(Records from a data source)
↓

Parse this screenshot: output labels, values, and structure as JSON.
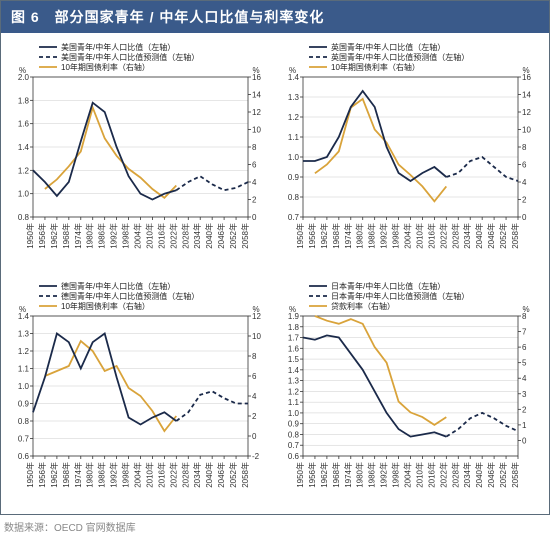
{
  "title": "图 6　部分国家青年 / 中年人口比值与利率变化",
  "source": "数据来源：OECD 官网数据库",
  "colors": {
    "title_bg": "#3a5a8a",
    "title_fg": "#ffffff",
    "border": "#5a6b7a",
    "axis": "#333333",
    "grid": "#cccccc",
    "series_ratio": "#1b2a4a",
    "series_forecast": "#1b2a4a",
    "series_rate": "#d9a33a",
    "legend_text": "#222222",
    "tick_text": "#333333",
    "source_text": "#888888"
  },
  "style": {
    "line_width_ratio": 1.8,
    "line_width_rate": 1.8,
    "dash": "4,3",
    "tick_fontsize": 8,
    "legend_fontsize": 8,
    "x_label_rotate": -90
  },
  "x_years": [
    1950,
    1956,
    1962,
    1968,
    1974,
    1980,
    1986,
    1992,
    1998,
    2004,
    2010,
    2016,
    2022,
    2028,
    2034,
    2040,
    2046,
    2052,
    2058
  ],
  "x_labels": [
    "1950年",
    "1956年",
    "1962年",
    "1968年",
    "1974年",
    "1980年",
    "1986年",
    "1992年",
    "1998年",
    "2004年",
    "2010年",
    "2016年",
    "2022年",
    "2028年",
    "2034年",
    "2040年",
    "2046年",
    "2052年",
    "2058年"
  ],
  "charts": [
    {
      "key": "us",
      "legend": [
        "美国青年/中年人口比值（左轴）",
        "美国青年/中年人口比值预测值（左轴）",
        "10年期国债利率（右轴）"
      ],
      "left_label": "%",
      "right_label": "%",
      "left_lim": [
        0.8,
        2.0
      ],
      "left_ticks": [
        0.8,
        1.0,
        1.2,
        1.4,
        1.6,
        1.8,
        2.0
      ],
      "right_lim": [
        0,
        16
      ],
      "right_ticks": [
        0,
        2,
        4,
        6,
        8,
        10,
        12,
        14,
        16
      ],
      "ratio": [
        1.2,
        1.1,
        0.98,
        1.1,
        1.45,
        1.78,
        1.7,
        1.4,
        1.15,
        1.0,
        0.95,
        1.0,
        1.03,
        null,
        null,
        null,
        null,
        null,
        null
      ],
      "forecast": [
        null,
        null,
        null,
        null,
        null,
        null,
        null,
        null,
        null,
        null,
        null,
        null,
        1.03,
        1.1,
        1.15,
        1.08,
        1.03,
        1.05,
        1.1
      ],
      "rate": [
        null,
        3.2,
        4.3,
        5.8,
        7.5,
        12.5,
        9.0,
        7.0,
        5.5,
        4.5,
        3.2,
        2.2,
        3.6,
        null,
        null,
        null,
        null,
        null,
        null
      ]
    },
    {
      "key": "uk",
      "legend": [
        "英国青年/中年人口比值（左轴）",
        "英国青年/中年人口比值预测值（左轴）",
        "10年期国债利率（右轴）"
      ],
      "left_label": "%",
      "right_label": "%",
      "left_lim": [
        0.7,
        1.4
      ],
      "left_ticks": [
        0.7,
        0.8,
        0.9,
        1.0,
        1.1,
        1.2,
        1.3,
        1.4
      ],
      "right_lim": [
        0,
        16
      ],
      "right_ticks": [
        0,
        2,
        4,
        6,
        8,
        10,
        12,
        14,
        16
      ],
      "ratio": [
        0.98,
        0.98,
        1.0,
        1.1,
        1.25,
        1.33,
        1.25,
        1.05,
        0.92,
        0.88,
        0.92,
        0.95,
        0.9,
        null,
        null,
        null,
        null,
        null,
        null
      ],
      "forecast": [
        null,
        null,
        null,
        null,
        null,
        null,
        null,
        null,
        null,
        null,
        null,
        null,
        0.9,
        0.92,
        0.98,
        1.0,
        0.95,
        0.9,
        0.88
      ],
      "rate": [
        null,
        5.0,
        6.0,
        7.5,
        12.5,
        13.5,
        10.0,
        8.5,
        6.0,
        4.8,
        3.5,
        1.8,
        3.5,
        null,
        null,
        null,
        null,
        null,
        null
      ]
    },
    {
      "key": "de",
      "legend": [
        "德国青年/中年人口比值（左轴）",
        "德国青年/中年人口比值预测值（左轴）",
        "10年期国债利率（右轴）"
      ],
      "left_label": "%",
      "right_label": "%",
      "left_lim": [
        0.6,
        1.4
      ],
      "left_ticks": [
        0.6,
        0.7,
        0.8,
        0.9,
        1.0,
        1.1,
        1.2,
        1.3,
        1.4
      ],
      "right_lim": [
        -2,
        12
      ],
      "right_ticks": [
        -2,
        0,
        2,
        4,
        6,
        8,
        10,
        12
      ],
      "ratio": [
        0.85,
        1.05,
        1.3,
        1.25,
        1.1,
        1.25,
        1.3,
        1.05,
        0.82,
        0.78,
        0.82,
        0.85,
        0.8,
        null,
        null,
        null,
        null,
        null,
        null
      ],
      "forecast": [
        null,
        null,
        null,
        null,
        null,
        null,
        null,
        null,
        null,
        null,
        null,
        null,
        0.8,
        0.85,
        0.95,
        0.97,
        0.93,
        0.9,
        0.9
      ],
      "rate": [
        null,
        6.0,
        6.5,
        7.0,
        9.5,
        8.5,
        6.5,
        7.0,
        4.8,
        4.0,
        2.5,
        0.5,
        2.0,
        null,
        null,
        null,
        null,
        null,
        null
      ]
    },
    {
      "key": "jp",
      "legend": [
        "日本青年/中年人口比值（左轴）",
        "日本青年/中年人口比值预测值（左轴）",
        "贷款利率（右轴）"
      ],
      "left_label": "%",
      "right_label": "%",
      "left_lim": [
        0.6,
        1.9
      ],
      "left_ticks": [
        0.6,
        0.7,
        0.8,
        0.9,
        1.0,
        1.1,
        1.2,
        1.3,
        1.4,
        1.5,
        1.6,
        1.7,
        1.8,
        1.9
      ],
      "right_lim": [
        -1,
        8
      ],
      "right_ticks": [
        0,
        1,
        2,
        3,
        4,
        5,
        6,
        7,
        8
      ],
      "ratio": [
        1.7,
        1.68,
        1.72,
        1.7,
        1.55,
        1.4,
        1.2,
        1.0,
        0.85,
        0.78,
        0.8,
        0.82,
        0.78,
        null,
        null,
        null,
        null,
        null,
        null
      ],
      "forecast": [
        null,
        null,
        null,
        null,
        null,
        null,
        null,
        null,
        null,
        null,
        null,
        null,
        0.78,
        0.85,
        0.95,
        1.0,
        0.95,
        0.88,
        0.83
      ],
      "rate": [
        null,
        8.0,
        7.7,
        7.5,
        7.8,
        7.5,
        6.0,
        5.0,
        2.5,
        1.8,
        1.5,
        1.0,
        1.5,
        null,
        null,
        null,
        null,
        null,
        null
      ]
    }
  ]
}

↑

▶ _Aim_
Pictures in the records must not appear in the copy; transcribe everything else precisely.

▶ _Expected answer_
Parse this screenshot: output labels, values, and structure as JSON.
{
  "title": "图 6　部分国家青年 / 中年人口比值与利率变化",
  "source": "数据来源：OECD 官网数据库",
  "colors": {
    "title_bg": "#3a5a8a",
    "title_fg": "#ffffff",
    "border": "#5a6b7a",
    "axis": "#333333",
    "grid": "#cccccc",
    "series_ratio": "#1b2a4a",
    "series_forecast": "#1b2a4a",
    "series_rate": "#d9a33a",
    "legend_text": "#222222",
    "tick_text": "#333333",
    "source_text": "#888888"
  },
  "style": {
    "line_width_ratio": 1.8,
    "line_width_rate": 1.8,
    "dash": "4,3",
    "tick_fontsize": 8,
    "legend_fontsize": 8,
    "x_label_rotate": -90
  },
  "x_years": [
    1950,
    1956,
    1962,
    1968,
    1974,
    1980,
    1986,
    1992,
    1998,
    2004,
    2010,
    2016,
    2022,
    2028,
    2034,
    2040,
    2046,
    2052,
    2058
  ],
  "x_labels": [
    "1950年",
    "1956年",
    "1962年",
    "1968年",
    "1974年",
    "1980年",
    "1986年",
    "1992年",
    "1998年",
    "2004年",
    "2010年",
    "2016年",
    "2022年",
    "2028年",
    "2034年",
    "2040年",
    "2046年",
    "2052年",
    "2058年"
  ],
  "charts": [
    {
      "key": "us",
      "legend": [
        "美国青年/中年人口比值（左轴）",
        "美国青年/中年人口比值预测值（左轴）",
        "10年期国债利率（右轴）"
      ],
      "left_label": "%",
      "right_label": "%",
      "left_lim": [
        0.8,
        2.0
      ],
      "left_ticks": [
        0.8,
        1.0,
        1.2,
        1.4,
        1.6,
        1.8,
        2.0
      ],
      "right_lim": [
        0,
        16
      ],
      "right_ticks": [
        0,
        2,
        4,
        6,
        8,
        10,
        12,
        14,
        16
      ],
      "ratio": [
        1.2,
        1.1,
        0.98,
        1.1,
        1.45,
        1.78,
        1.7,
        1.4,
        1.15,
        1.0,
        0.95,
        1.0,
        1.03,
        null,
        null,
        null,
        null,
        null,
        null
      ],
      "forecast": [
        null,
        null,
        null,
        null,
        null,
        null,
        null,
        null,
        null,
        null,
        null,
        null,
        1.03,
        1.1,
        1.15,
        1.08,
        1.03,
        1.05,
        1.1
      ],
      "rate": [
        null,
        3.2,
        4.3,
        5.8,
        7.5,
        12.5,
        9.0,
        7.0,
        5.5,
        4.5,
        3.2,
        2.2,
        3.6,
        null,
        null,
        null,
        null,
        null,
        null
      ]
    },
    {
      "key": "uk",
      "legend": [
        "英国青年/中年人口比值（左轴）",
        "英国青年/中年人口比值预测值（左轴）",
        "10年期国债利率（右轴）"
      ],
      "left_label": "%",
      "right_label": "%",
      "left_lim": [
        0.7,
        1.4
      ],
      "left_ticks": [
        0.7,
        0.8,
        0.9,
        1.0,
        1.1,
        1.2,
        1.3,
        1.4
      ],
      "right_lim": [
        0,
        16
      ],
      "right_ticks": [
        0,
        2,
        4,
        6,
        8,
        10,
        12,
        14,
        16
      ],
      "ratio": [
        0.98,
        0.98,
        1.0,
        1.1,
        1.25,
        1.33,
        1.25,
        1.05,
        0.92,
        0.88,
        0.92,
        0.95,
        0.9,
        null,
        null,
        null,
        null,
        null,
        null
      ],
      "forecast": [
        null,
        null,
        null,
        null,
        null,
        null,
        null,
        null,
        null,
        null,
        null,
        null,
        0.9,
        0.92,
        0.98,
        1.0,
        0.95,
        0.9,
        0.88
      ],
      "rate": [
        null,
        5.0,
        6.0,
        7.5,
        12.5,
        13.5,
        10.0,
        8.5,
        6.0,
        4.8,
        3.5,
        1.8,
        3.5,
        null,
        null,
        null,
        null,
        null,
        null
      ]
    },
    {
      "key": "de",
      "legend": [
        "德国青年/中年人口比值（左轴）",
        "德国青年/中年人口比值预测值（左轴）",
        "10年期国债利率（右轴）"
      ],
      "left_label": "%",
      "right_label": "%",
      "left_lim": [
        0.6,
        1.4
      ],
      "left_ticks": [
        0.6,
        0.7,
        0.8,
        0.9,
        1.0,
        1.1,
        1.2,
        1.3,
        1.4
      ],
      "right_lim": [
        -2,
        12
      ],
      "right_ticks": [
        -2,
        0,
        2,
        4,
        6,
        8,
        10,
        12
      ],
      "ratio": [
        0.85,
        1.05,
        1.3,
        1.25,
        1.1,
        1.25,
        1.3,
        1.05,
        0.82,
        0.78,
        0.82,
        0.85,
        0.8,
        null,
        null,
        null,
        null,
        null,
        null
      ],
      "forecast": [
        null,
        null,
        null,
        null,
        null,
        null,
        null,
        null,
        null,
        null,
        null,
        null,
        0.8,
        0.85,
        0.95,
        0.97,
        0.93,
        0.9,
        0.9
      ],
      "rate": [
        null,
        6.0,
        6.5,
        7.0,
        9.5,
        8.5,
        6.5,
        7.0,
        4.8,
        4.0,
        2.5,
        0.5,
        2.0,
        null,
        null,
        null,
        null,
        null,
        null
      ]
    },
    {
      "key": "jp",
      "legend": [
        "日本青年/中年人口比值（左轴）",
        "日本青年/中年人口比值预测值（左轴）",
        "贷款利率（右轴）"
      ],
      "left_label": "%",
      "right_label": "%",
      "left_lim": [
        0.6,
        1.9
      ],
      "left_ticks": [
        0.6,
        0.7,
        0.8,
        0.9,
        1.0,
        1.1,
        1.2,
        1.3,
        1.4,
        1.5,
        1.6,
        1.7,
        1.8,
        1.9
      ],
      "right_lim": [
        -1,
        8
      ],
      "right_ticks": [
        0,
        1,
        2,
        3,
        4,
        5,
        6,
        7,
        8
      ],
      "ratio": [
        1.7,
        1.68,
        1.72,
        1.7,
        1.55,
        1.4,
        1.2,
        1.0,
        0.85,
        0.78,
        0.8,
        0.82,
        0.78,
        null,
        null,
        null,
        null,
        null,
        null
      ],
      "forecast": [
        null,
        null,
        null,
        null,
        null,
        null,
        null,
        null,
        null,
        null,
        null,
        null,
        0.78,
        0.85,
        0.95,
        1.0,
        0.95,
        0.88,
        0.83
      ],
      "rate": [
        null,
        8.0,
        7.7,
        7.5,
        7.8,
        7.5,
        6.0,
        5.0,
        2.5,
        1.8,
        1.5,
        1.0,
        1.5,
        null,
        null,
        null,
        null,
        null,
        null
      ]
    }
  ]
}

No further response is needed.